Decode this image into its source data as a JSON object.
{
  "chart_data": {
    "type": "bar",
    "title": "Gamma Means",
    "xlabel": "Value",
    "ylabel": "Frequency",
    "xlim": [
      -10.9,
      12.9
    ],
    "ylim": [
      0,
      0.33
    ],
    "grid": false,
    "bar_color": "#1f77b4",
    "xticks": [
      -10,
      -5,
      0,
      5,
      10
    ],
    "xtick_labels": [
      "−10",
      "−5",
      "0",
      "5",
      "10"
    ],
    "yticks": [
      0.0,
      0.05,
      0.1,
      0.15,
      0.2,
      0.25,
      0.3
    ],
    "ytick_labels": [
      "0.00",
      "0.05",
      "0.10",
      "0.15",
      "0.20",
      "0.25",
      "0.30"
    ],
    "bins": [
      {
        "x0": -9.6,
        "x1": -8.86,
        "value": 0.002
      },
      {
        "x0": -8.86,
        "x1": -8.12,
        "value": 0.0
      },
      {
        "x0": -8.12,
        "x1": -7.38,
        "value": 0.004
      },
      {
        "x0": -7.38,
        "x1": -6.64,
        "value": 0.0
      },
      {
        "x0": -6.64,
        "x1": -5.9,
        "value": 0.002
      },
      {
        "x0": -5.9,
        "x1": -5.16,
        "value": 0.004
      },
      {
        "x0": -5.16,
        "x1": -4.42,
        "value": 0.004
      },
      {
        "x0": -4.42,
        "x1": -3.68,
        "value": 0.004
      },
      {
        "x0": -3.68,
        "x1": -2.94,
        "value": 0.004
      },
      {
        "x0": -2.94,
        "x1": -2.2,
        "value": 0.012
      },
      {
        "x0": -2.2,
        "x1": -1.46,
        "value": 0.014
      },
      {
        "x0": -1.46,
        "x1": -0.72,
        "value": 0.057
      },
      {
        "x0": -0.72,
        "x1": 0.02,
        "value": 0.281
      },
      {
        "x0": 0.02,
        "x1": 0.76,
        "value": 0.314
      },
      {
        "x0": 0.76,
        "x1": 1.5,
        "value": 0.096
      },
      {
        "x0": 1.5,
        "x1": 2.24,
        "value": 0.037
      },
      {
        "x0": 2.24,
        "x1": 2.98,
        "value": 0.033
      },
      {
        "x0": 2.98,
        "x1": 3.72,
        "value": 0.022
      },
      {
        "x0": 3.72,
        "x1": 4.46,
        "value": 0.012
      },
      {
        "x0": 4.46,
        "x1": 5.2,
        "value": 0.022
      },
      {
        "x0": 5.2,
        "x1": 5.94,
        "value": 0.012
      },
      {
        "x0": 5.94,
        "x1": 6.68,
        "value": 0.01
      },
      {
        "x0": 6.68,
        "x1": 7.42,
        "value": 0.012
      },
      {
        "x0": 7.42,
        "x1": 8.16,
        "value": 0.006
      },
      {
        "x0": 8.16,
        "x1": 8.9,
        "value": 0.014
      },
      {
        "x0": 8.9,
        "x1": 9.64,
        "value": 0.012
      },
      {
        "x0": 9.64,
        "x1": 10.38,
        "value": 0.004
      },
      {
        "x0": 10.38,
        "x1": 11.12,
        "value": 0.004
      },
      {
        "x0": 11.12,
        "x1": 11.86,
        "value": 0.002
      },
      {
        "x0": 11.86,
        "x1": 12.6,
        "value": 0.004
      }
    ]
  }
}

******

▸ **Task requirements**
Every line above needs to be retyped exactly.

▸ **The answer**
Decode this image into its source data as a JSON object.
{
  "chart_data": {
    "type": "bar",
    "title": "Gamma Means",
    "xlabel": "Value",
    "ylabel": "Frequency",
    "xlim": [
      -10.9,
      12.9
    ],
    "ylim": [
      0,
      0.33
    ],
    "grid": false,
    "bar_color": "#1f77b4",
    "xticks": [
      -10,
      -5,
      0,
      5,
      10
    ],
    "xtick_labels": [
      "−10",
      "−5",
      "0",
      "5",
      "10"
    ],
    "yticks": [
      0.0,
      0.05,
      0.1,
      0.15,
      0.2,
      0.25,
      0.3
    ],
    "ytick_labels": [
      "0.00",
      "0.05",
      "0.10",
      "0.15",
      "0.20",
      "0.25",
      "0.30"
    ],
    "bins": [
      {
        "x0": -9.6,
        "x1": -8.86,
        "value": 0.002
      },
      {
        "x0": -8.86,
        "x1": -8.12,
        "value": 0.0
      },
      {
        "x0": -8.12,
        "x1": -7.38,
        "value": 0.004
      },
      {
        "x0": -7.38,
        "x1": -6.64,
        "value": 0.0
      },
      {
        "x0": -6.64,
        "x1": -5.9,
        "value": 0.002
      },
      {
        "x0": -5.9,
        "x1": -5.16,
        "value": 0.004
      },
      {
        "x0": -5.16,
        "x1": -4.42,
        "value": 0.004
      },
      {
        "x0": -4.42,
        "x1": -3.68,
        "value": 0.004
      },
      {
        "x0": -3.68,
        "x1": -2.94,
        "value": 0.004
      },
      {
        "x0": -2.94,
        "x1": -2.2,
        "value": 0.012
      },
      {
        "x0": -2.2,
        "x1": -1.46,
        "value": 0.014
      },
      {
        "x0": -1.46,
        "x1": -0.72,
        "value": 0.057
      },
      {
        "x0": -0.72,
        "x1": 0.02,
        "value": 0.281
      },
      {
        "x0": 0.02,
        "x1": 0.76,
        "value": 0.314
      },
      {
        "x0": 0.76,
        "x1": 1.5,
        "value": 0.096
      },
      {
        "x0": 1.5,
        "x1": 2.24,
        "value": 0.037
      },
      {
        "x0": 2.24,
        "x1": 2.98,
        "value": 0.033
      },
      {
        "x0": 2.98,
        "x1": 3.72,
        "value": 0.022
      },
      {
        "x0": 3.72,
        "x1": 4.46,
        "value": 0.012
      },
      {
        "x0": 4.46,
        "x1": 5.2,
        "value": 0.022
      },
      {
        "x0": 5.2,
        "x1": 5.94,
        "value": 0.012
      },
      {
        "x0": 5.94,
        "x1": 6.68,
        "value": 0.01
      },
      {
        "x0": 6.68,
        "x1": 7.42,
        "value": 0.012
      },
      {
        "x0": 7.42,
        "x1": 8.16,
        "value": 0.006
      },
      {
        "x0": 8.16,
        "x1": 8.9,
        "value": 0.014
      },
      {
        "x0": 8.9,
        "x1": 9.64,
        "value": 0.012
      },
      {
        "x0": 9.64,
        "x1": 10.38,
        "value": 0.004
      },
      {
        "x0": 10.38,
        "x1": 11.12,
        "value": 0.004
      },
      {
        "x0": 11.12,
        "x1": 11.86,
        "value": 0.002
      },
      {
        "x0": 11.86,
        "x1": 12.6,
        "value": 0.004
      }
    ]
  }
}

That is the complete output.